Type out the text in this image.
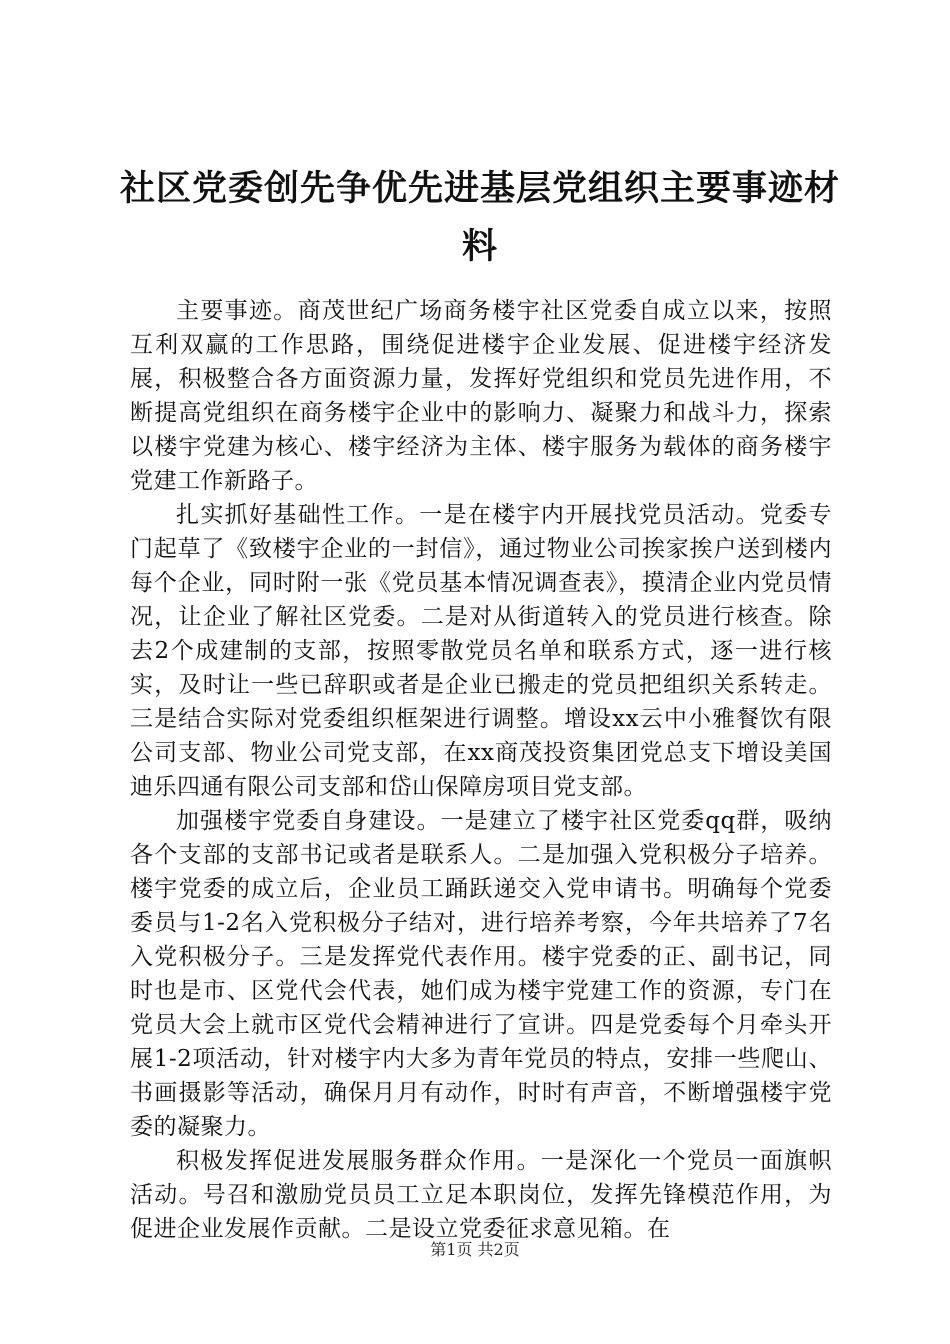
社区党委创先争优先进基层党组织主要事迹材料

主要事迹。商茂世纪广场商务楼宇社区党委自成立以来，按照互利双赢的工作思路，围绕促进楼宇企业发展、促进楼宇经济发展，积极整合各方面资源力量，发挥好党组织和党员先进作用，不断提高党组织在商务楼宇企业中的影响力、凝聚力和战斗力，探索以楼宇党建为核心、楼宇经济为主体、楼宇服务为载体的商务楼宇党建工作新路子。

扎实抓好基础性工作。一是在楼宇内开展找党员活动。党委专门起草了《致楼宇企业的一封信》，通过物业公司挨家挨户送到楼内每个企业，同时附一张《党员基本情况调查表》，摸清企业内党员情况，让企业了解社区党委。二是对从街道转入的党员进行核查。除去2个成建制的支部，按照零散党员名单和联系方式，逐一进行核实，及时让一些已辞职或者是企业已搬走的党员把组织关系转走。三是结合实际对党委组织框架进行调整。增设xx云中小雅餐饮有限公司支部、物业公司党支部，在xx商茂投资集团党总支下增设美国迪乐四通有限公司支部和岱山保障房项目党支部。

加强楼宇党委自身建设。一是建立了楼宇社区党委qq群，吸纳各个支部的支部书记或者是联系人。二是加强入党积极分子培养。楼宇党委的成立后，企业员工踊跃递交入党申请书。明确每个党委委员与1-2名入党积极分子结对，进行培养考察，今年共培养了7名入党积极分子。三是发挥党代表作用。楼宇党委的正、副书记，同时也是市、区党代会代表，她们成为楼宇党建工作的资源，专门在党员大会上就市区党代会精神进行了宣讲。四是党委每个月牵头开展1-2项活动，针对楼宇内大多为青年党员的特点，安排一些爬山、书画摄影等活动，确保月月有动作，时时有声音，不断增强楼宇党委的凝聚力。

积极发挥促进发展服务群众作用。一是深化一个党员一面旗帜活动。号召和激励党员员工立足本职岗位，发挥先锋模范作用，为促进企业发展作贡献。二是设立党委征求意见箱。在

第1页 共2页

TO DO:
Each entry should be repeated exactly as it appears; the pictures stay out.

SOLUTION FOR THIS PROBLEM:
Type out the text in this image.
社区党委创先争优先进基层党组织主要事迹材料

主要事迹。商茂世纪广场商务楼宇社区党委自成立以来，按照互利双赢的工作思路，围绕促进楼宇企业发展、促进楼宇经济发展，积极整合各方面资源力量，发挥好党组织和党员先进作用，不断提高党组织在商务楼宇企业中的影响力、凝聚力和战斗力，探索以楼宇党建为核心、楼宇经济为主体、楼宇服务为载体的商务楼宇党建工作新路子。

扎实抓好基础性工作。一是在楼宇内开展找党员活动。党委专门起草了《致楼宇企业的一封信》，通过物业公司挨家挨户送到楼内每个企业，同时附一张《党员基本情况调查表》，摸清企业内党员情况，让企业了解社区党委。二是对从街道转入的党员进行核查。除去2个成建制的支部，按照零散党员名单和联系方式，逐一进行核实，及时让一些已辞职或者是企业已搬走的党员把组织关系转走。三是结合实际对党委组织框架进行调整。增设xx云中小雅餐饮有限公司支部、物业公司党支部，在xx商茂投资集团党总支下增设美国迪乐四通有限公司支部和岱山保障房项目党支部。

加强楼宇党委自身建设。一是建立了楼宇社区党委qq群，吸纳各个支部的支部书记或者是联系人。二是加强入党积极分子培养。楼宇党委的成立后，企业员工踊跃递交入党申请书。明确每个党委委员与1-2名入党积极分子结对，进行培养考察，今年共培养了7名入党积极分子。三是发挥党代表作用。楼宇党委的正、副书记，同时也是市、区党代会代表，她们成为楼宇党建工作的资源，专门在党员大会上就市区党代会精神进行了宣讲。四是党委每个月牵头开展1-2项活动，针对楼宇内大多为青年党员的特点，安排一些爬山、书画摄影等活动，确保月月有动作，时时有声音，不断增强楼宇党委的凝聚力。

积极发挥促进发展服务群众作用。一是深化一个党员一面旗帜活动。号召和激励党员员工立足本职岗位，发挥先锋模范作用，为促进企业发展作贡献。二是设立党委征求意见箱。在

第1页 共2页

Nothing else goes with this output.